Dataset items
Begin
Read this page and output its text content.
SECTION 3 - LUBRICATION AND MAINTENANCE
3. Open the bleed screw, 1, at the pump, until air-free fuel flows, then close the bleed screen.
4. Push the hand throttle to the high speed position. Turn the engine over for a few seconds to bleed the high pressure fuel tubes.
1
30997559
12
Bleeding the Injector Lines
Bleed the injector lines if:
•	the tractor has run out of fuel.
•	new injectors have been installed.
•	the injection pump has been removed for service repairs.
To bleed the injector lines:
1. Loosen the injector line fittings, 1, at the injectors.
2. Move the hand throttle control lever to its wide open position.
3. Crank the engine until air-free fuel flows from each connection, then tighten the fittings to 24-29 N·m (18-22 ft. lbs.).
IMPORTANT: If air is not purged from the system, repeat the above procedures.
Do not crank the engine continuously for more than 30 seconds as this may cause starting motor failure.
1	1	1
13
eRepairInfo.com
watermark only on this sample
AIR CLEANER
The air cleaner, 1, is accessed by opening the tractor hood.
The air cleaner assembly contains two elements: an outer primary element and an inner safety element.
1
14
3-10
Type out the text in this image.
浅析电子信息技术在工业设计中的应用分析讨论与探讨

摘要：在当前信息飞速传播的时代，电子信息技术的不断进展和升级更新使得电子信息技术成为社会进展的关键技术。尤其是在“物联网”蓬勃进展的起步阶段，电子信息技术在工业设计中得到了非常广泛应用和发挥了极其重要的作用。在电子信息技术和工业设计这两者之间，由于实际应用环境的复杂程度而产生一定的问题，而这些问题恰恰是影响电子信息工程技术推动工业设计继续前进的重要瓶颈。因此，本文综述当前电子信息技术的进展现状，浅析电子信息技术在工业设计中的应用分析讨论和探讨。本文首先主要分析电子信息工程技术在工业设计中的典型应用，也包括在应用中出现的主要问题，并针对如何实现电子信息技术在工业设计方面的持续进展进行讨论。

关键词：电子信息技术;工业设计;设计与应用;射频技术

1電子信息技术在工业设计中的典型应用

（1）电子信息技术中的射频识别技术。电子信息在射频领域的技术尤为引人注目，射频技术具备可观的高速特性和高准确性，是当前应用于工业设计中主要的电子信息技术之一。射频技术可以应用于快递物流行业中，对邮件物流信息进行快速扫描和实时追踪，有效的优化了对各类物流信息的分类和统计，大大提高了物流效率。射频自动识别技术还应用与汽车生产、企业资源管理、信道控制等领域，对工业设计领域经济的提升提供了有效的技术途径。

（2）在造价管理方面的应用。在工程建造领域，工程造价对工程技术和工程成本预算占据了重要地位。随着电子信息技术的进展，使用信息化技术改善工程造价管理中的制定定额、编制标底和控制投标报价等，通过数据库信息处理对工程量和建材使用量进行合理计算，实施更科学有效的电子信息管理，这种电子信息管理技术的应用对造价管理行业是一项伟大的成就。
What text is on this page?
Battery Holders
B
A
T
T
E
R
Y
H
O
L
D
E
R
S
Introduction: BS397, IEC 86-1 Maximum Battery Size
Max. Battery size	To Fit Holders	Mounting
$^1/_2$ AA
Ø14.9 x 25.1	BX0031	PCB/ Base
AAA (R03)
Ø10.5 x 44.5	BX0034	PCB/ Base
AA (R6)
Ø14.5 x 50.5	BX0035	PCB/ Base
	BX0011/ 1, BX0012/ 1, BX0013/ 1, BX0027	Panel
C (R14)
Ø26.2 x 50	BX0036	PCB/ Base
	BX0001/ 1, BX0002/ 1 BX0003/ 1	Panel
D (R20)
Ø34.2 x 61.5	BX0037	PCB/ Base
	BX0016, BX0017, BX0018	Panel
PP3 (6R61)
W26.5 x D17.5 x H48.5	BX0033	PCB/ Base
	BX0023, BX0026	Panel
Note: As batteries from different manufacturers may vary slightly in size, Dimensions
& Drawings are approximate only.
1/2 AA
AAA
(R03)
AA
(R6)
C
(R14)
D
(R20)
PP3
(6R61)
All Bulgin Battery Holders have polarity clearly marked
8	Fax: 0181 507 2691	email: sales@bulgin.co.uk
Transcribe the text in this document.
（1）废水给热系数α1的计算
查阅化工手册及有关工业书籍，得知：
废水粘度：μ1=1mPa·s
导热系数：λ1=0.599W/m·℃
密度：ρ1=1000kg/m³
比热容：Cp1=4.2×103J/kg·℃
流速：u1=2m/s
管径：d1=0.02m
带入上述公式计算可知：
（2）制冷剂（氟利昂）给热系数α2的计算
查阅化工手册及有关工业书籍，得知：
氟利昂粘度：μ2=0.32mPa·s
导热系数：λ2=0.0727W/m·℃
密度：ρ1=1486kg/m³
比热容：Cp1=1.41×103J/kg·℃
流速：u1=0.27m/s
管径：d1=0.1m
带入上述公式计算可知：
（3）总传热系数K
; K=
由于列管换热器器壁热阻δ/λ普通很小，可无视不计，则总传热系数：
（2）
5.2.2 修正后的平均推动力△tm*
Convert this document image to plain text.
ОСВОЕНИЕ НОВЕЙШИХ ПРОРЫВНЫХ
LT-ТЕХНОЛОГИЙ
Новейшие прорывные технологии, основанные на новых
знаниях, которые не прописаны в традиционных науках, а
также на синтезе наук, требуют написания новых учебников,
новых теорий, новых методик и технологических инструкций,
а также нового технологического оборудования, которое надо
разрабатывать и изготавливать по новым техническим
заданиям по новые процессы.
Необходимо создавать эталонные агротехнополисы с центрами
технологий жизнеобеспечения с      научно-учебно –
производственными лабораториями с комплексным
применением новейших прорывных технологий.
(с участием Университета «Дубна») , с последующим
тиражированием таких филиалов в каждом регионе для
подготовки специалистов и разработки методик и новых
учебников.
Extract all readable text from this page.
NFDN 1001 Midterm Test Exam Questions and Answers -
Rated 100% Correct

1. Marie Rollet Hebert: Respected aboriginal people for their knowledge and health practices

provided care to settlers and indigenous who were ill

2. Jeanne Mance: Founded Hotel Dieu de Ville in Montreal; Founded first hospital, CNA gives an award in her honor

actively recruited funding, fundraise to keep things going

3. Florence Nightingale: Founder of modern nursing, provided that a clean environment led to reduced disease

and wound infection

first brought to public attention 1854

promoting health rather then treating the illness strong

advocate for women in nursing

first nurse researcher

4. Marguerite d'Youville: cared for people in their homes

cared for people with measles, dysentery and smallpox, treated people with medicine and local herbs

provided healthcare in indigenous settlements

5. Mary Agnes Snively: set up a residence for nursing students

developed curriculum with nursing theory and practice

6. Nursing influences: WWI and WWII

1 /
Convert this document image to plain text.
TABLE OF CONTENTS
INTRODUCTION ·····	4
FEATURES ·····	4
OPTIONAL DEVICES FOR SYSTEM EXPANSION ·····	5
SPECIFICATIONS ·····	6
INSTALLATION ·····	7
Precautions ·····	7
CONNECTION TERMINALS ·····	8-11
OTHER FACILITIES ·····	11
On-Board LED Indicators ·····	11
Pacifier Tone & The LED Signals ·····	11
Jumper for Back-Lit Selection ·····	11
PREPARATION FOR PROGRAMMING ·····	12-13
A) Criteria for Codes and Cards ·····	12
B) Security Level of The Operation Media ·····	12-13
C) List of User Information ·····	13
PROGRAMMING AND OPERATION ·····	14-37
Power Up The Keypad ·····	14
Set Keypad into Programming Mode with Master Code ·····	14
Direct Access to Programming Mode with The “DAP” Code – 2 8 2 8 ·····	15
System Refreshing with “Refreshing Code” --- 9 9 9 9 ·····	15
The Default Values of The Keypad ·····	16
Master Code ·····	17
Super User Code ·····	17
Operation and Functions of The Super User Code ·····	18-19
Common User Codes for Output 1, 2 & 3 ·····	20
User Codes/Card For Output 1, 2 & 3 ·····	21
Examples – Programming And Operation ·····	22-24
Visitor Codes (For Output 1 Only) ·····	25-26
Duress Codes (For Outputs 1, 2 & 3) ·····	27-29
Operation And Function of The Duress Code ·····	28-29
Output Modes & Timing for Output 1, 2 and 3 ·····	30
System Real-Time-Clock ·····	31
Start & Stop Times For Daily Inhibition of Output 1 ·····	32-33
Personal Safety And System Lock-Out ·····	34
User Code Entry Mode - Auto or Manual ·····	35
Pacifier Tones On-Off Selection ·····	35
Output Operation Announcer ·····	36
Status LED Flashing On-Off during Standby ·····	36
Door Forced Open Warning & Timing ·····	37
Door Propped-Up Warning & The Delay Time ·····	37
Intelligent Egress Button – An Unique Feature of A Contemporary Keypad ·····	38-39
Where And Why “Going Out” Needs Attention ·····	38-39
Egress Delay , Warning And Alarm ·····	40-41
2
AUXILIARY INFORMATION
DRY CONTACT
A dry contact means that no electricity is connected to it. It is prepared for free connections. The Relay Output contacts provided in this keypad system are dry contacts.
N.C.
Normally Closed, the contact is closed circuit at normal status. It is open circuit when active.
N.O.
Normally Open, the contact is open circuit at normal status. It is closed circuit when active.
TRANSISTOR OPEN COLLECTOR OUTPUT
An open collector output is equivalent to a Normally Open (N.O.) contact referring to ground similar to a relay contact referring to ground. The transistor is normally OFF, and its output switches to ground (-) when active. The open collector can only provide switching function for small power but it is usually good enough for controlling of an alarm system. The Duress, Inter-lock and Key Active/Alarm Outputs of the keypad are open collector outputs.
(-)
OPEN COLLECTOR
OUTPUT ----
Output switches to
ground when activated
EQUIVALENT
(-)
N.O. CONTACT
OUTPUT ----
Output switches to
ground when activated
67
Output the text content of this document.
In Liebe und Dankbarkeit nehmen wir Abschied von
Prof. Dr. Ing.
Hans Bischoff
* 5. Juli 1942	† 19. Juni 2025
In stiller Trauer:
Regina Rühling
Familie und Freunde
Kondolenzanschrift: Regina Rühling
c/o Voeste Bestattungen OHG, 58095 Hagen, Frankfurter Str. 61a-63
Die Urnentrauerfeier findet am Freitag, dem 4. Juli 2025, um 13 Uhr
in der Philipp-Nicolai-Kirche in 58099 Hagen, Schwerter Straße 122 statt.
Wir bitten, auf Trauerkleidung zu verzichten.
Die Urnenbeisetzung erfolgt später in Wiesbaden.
End
▸ **GOAL OF THE EXERCISE**: Pull out each line of the records holding the string "have".

▸ **EXERCISE OUTPUT**:
•	new injectors have been installed.
All Bulgin Battery Holders have polarity clearly marked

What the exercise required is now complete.